WRITTEN REQUEST
Give back the entire listing verbatim.

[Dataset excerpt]
----
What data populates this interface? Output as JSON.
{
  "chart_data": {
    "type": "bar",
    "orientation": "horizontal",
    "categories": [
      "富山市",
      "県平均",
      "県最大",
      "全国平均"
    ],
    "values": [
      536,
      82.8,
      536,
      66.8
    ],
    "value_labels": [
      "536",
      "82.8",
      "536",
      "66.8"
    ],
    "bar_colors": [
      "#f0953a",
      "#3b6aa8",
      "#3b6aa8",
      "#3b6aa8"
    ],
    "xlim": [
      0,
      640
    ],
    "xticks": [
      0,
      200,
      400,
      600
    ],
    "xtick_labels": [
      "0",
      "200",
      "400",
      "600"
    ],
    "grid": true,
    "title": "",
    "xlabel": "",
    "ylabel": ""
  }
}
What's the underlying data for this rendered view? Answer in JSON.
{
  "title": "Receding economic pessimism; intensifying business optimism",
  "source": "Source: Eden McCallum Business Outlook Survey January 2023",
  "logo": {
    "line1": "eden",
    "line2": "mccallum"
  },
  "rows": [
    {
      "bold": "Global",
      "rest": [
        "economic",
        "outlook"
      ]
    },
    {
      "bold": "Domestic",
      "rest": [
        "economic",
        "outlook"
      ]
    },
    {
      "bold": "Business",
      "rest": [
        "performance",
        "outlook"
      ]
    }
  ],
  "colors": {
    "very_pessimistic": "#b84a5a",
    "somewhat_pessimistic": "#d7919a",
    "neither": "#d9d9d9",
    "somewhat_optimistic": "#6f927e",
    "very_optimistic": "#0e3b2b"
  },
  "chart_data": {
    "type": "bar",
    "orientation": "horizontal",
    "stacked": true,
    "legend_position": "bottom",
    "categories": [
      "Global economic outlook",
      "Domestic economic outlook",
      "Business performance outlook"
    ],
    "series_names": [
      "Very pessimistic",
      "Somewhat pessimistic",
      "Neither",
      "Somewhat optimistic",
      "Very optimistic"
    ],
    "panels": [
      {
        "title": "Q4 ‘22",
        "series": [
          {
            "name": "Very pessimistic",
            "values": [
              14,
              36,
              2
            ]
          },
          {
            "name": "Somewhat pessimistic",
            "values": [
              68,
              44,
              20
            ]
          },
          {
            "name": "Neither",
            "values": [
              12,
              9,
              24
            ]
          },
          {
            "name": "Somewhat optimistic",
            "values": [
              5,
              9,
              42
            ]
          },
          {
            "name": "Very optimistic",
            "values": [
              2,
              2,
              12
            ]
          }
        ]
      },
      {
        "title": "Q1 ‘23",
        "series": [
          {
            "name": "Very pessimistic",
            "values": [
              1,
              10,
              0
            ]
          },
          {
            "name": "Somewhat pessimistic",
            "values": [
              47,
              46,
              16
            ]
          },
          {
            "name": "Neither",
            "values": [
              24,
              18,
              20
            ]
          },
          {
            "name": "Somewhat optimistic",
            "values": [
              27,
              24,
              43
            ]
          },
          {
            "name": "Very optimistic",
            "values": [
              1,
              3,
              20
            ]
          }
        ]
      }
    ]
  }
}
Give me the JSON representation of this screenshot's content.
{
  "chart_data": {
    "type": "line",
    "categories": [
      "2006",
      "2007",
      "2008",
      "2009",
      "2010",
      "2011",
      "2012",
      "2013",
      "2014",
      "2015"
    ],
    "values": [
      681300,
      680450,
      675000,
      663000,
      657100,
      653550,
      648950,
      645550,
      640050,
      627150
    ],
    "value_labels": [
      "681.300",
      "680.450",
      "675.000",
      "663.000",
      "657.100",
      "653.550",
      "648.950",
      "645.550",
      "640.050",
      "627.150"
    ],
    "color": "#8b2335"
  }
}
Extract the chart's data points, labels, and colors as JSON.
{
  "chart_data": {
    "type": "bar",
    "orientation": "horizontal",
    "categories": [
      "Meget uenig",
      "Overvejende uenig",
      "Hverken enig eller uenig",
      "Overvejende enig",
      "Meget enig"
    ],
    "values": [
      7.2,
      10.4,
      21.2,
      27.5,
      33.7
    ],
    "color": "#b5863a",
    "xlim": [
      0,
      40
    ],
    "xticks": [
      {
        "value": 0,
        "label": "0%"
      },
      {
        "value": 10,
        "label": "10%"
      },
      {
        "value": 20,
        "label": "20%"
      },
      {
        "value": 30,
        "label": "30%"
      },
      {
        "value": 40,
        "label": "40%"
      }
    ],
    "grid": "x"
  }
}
----
THE RESPONSE
What data populates this interface? Output as JSON.
{
  "chart_data": {
    "type": "bar",
    "orientation": "horizontal",
    "categories": [
      "富山市",
      "県平均",
      "県最大",
      "全国平均"
    ],
    "values": [
      536,
      82.8,
      536,
      66.8
    ],
    "value_labels": [
      "536",
      "82.8",
      "536",
      "66.8"
    ],
    "bar_colors": [
      "#f0953a",
      "#3b6aa8",
      "#3b6aa8",
      "#3b6aa8"
    ],
    "xlim": [
      0,
      640
    ],
    "xticks": [
      0,
      200,
      400,
      600
    ],
    "xtick_labels": [
      "0",
      "200",
      "400",
      "600"
    ],
    "grid": true,
    "title": "",
    "xlabel": "",
    "ylabel": ""
  }
}
What's the underlying data for this rendered view? Answer in JSON.
{
  "title": "Receding economic pessimism; intensifying business optimism",
  "source": "Source: Eden McCallum Business Outlook Survey January 2023",
  "logo": {
    "line1": "eden",
    "line2": "mccallum"
  },
  "rows": [
    {
      "bold": "Global",
      "rest": [
        "economic",
        "outlook"
      ]
    },
    {
      "bold": "Domestic",
      "rest": [
        "economic",
        "outlook"
      ]
    },
    {
      "bold": "Business",
      "rest": [
        "performance",
        "outlook"
      ]
    }
  ],
  "colors": {
    "very_pessimistic": "#b84a5a",
    "somewhat_pessimistic": "#d7919a",
    "neither": "#d9d9d9",
    "somewhat_optimistic": "#6f927e",
    "very_optimistic": "#0e3b2b"
  },
  "chart_data": {
    "type": "bar",
    "orientation": "horizontal",
    "stacked": true,
    "legend_position": "bottom",
    "categories": [
      "Global economic outlook",
      "Domestic economic outlook",
      "Business performance outlook"
    ],
    "series_names": [
      "Very pessimistic",
      "Somewhat pessimistic",
      "Neither",
      "Somewhat optimistic",
      "Very optimistic"
    ],
    "panels": [
      {
        "title": "Q4 ‘22",
        "series": [
          {
            "name": "Very pessimistic",
            "values": [
              14,
              36,
              2
            ]
          },
          {
            "name": "Somewhat pessimistic",
            "values": [
              68,
              44,
              20
            ]
          },
          {
            "name": "Neither",
            "values": [
              12,
              9,
              24
            ]
          },
          {
            "name": "Somewhat optimistic",
            "values": [
              5,
              9,
              42
            ]
          },
          {
            "name": "Very optimistic",
            "values": [
              2,
              2,
              12
            ]
          }
        ]
      },
      {
        "title": "Q1 ‘23",
        "series": [
          {
            "name": "Very pessimistic",
            "values": [
              1,
              10,
              0
            ]
          },
          {
            "name": "Somewhat pessimistic",
            "values": [
              47,
              46,
              16
            ]
          },
          {
            "name": "Neither",
            "values": [
              24,
              18,
              20
            ]
          },
          {
            "name": "Somewhat optimistic",
            "values": [
              27,
              24,
              43
            ]
          },
          {
            "name": "Very optimistic",
            "values": [
              1,
              3,
              20
            ]
          }
        ]
      }
    ]
  }
}
Give me the JSON representation of this screenshot's content.
{
  "chart_data": {
    "type": "line",
    "categories": [
      "2006",
      "2007",
      "2008",
      "2009",
      "2010",
      "2011",
      "2012",
      "2013",
      "2014",
      "2015"
    ],
    "values": [
      681300,
      680450,
      675000,
      663000,
      657100,
      653550,
      648950,
      645550,
      640050,
      627150
    ],
    "value_labels": [
      "681.300",
      "680.450",
      "675.000",
      "663.000",
      "657.100",
      "653.550",
      "648.950",
      "645.550",
      "640.050",
      "627.150"
    ],
    "color": "#8b2335"
  }
}
Extract the chart's data points, labels, and colors as JSON.
{
  "chart_data": {
    "type": "bar",
    "orientation": "horizontal",
    "categories": [
      "Meget uenig",
      "Overvejende uenig",
      "Hverken enig eller uenig",
      "Overvejende enig",
      "Meget enig"
    ],
    "values": [
      7.2,
      10.4,
      21.2,
      27.5,
      33.7
    ],
    "color": "#b5863a",
    "xlim": [
      0,
      40
    ],
    "xticks": [
      {
        "value": 0,
        "label": "0%"
      },
      {
        "value": 10,
        "label": "10%"
      },
      {
        "value": 20,
        "label": "20%"
      },
      {
        "value": 30,
        "label": "30%"
      },
      {
        "value": 40,
        "label": "40%"
      }
    ],
    "grid": "x"
  }
}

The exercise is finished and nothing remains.